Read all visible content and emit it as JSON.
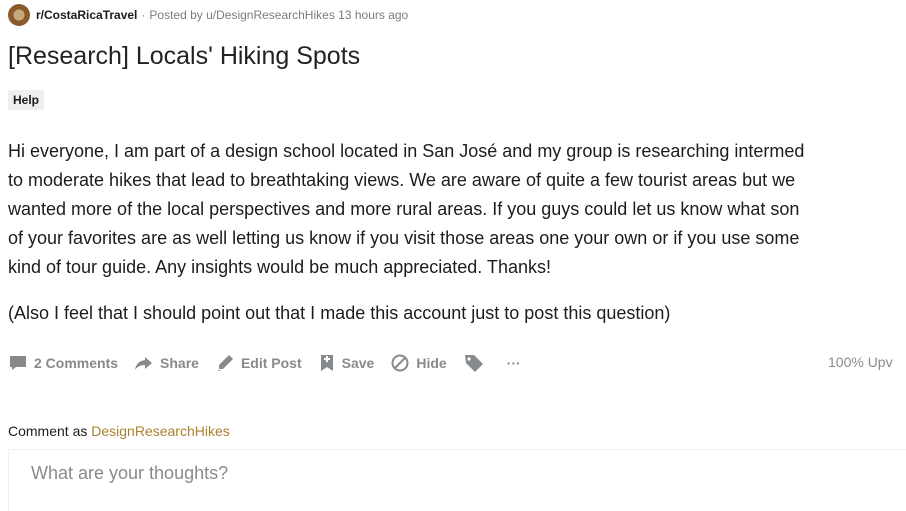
{
  "post": {
    "subreddit": "r/CostaRicaTravel",
    "separator": "·",
    "posted_by": "Posted by u/DesignResearchHikes",
    "time_ago": "13 hours ago",
    "title": "[Research] Locals' Hiking Spots",
    "flair": "Help",
    "body_lines": [
      "Hi everyone, I am part of a design school located in San José and my group is researching intermed",
      "to moderate hikes that lead to breathtaking views. We are aware of quite a few tourist areas but we",
      "wanted more of the local perspectives and more rural areas. If you guys could let us know what son",
      "of your favorites are as well letting us know if you visit those areas one your own or if you use some",
      "kind of tour guide. Any insights would be much appreciated. Thanks!"
    ],
    "body_p2": "(Also I feel that I should point out that I made this account just to post this question)"
  },
  "actions": {
    "comments": "2 Comments",
    "share": "Share",
    "edit": "Edit Post",
    "save": "Save",
    "hide": "Hide",
    "more": "···",
    "upvoted": "100% Upv"
  },
  "comment": {
    "label": "Comment as",
    "username": "DesignResearchHikes",
    "placeholder": "What are your thoughts?"
  },
  "icons": {
    "subreddit": "subreddit-avatar-icon",
    "comments": "comment-bubble-icon",
    "share": "share-arrow-icon",
    "edit": "pencil-icon",
    "save": "bookmark-icon",
    "hide": "hide-circle-icon",
    "tag": "tag-icon",
    "more": "more-icon"
  },
  "colors": {
    "icon_gray": "#878a8c",
    "username_gold": "#a8822c",
    "flair_bg": "#edeff1"
  }
}
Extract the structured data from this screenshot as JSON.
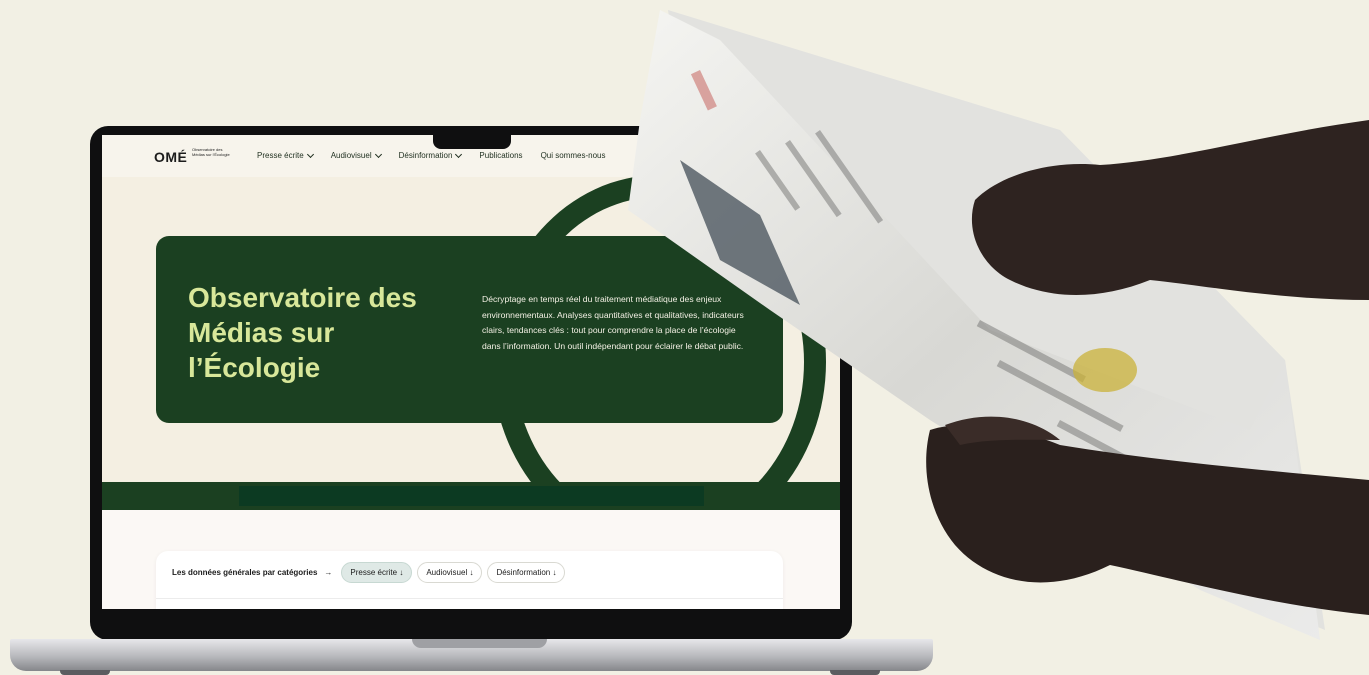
{
  "brand": {
    "logo": "OMÉ",
    "logo_subtitle": "Observatoire des Médias sur l'Écologie"
  },
  "nav": {
    "items": [
      {
        "label": "Presse écrite",
        "dropdown": true
      },
      {
        "label": "Audiovisuel",
        "dropdown": true
      },
      {
        "label": "Désinformation",
        "dropdown": true
      },
      {
        "label": "Publications",
        "dropdown": false
      },
      {
        "label": "Qui sommes-nous",
        "dropdown": false
      }
    ]
  },
  "hero": {
    "title": "Observatoire des Médias sur l’Écologie",
    "description": "Décryptage en temps réel du traitement médiatique des enjeux environnementaux. Analyses quantitatives et qualitatives, indicateurs clairs, tendances clés : tout pour comprendre la place de l’écologie dans l’information. Un outil indépendant pour éclairer le débat public."
  },
  "filters": {
    "label": "Les données générales par catégories",
    "arrow": "→",
    "pills": [
      {
        "label": "Presse écrite ↓",
        "active": true
      },
      {
        "label": "Audiovisuel ↓",
        "active": false
      },
      {
        "label": "Désinformation ↓",
        "active": false
      }
    ]
  },
  "colors": {
    "background": "#f2f0e4",
    "brand_green": "#1b4021",
    "title_green": "#d8e79a",
    "active_pill": "#dfe9e6"
  },
  "icons": {
    "nav_dropdown": "chevron-down-icon",
    "filter_arrow": "arrow-right-icon"
  }
}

§ **Written problem**
All of the lines above should be printed exactly, minus the pictures.

§ **Correct response**
Read all visible content and emit it as JSON.
{
  "post": {
    "subreddit": "r/CostaRicaTravel",
    "separator": "·",
    "posted_by": "Posted by u/DesignResearchHikes",
    "time_ago": "13 hours ago",
    "title": "[Research] Locals' Hiking Spots",
    "flair": "Help",
    "body_lines": [
      "Hi everyone, I am part of a design school located in San José and my group is researching intermed",
      "to moderate hikes that lead to breathtaking views. We are aware of quite a few tourist areas but we",
      "wanted more of the local perspectives and more rural areas. If you guys could let us know what son",
      "of your favorites are as well letting us know if you visit those areas one your own or if you use some",
      "kind of tour guide. Any insights would be much appreciated. Thanks!"
    ],
    "body_p2": "(Also I feel that I should point out that I made this account just to post this question)"
  },
  "actions": {
    "comments": "2 Comments",
    "share": "Share",
    "edit": "Edit Post",
    "save": "Save",
    "hide": "Hide",
    "more": "···",
    "upvoted": "100% Upv"
  },
  "comment": {
    "label": "Comment as",
    "username": "DesignResearchHikes",
    "placeholder": "What are your thoughts?"
  },
  "icons": {
    "subreddit": "subreddit-avatar-icon",
    "comments": "comment-bubble-icon",
    "share": "share-arrow-icon",
    "edit": "pencil-icon",
    "save": "bookmark-icon",
    "hide": "hide-circle-icon",
    "tag": "tag-icon",
    "more": "more-icon"
  },
  "colors": {
    "icon_gray": "#878a8c",
    "username_gold": "#a8822c",
    "flair_bg": "#edeff1"
  }
}
Extract the structured data from this screenshot as JSON.
{
  "brand": {
    "logo": "OMÉ",
    "logo_subtitle": "Observatoire des Médias sur l'Écologie"
  },
  "nav": {
    "items": [
      {
        "label": "Presse écrite",
        "dropdown": true
      },
      {
        "label": "Audiovisuel",
        "dropdown": true
      },
      {
        "label": "Désinformation",
        "dropdown": true
      },
      {
        "label": "Publications",
        "dropdown": false
      },
      {
        "label": "Qui sommes-nous",
        "dropdown": false
      }
    ]
  },
  "hero": {
    "title": "Observatoire des Médias sur l’Écologie",
    "description": "Décryptage en temps réel du traitement médiatique des enjeux environnementaux. Analyses quantitatives et qualitatives, indicateurs clairs, tendances clés : tout pour comprendre la place de l’écologie dans l’information. Un outil indépendant pour éclairer le débat public."
  },
  "filters": {
    "label": "Les données générales par catégories",
    "arrow": "→",
    "pills": [
      {
        "label": "Presse écrite ↓",
        "active": true
      },
      {
        "label": "Audiovisuel ↓",
        "active": false
      },
      {
        "label": "Désinformation ↓",
        "active": false
      }
    ]
  },
  "colors": {
    "background": "#f2f0e4",
    "brand_green": "#1b4021",
    "title_green": "#d8e79a",
    "active_pill": "#dfe9e6"
  },
  "icons": {
    "nav_dropdown": "chevron-down-icon",
    "filter_arrow": "arrow-right-icon"
  }
}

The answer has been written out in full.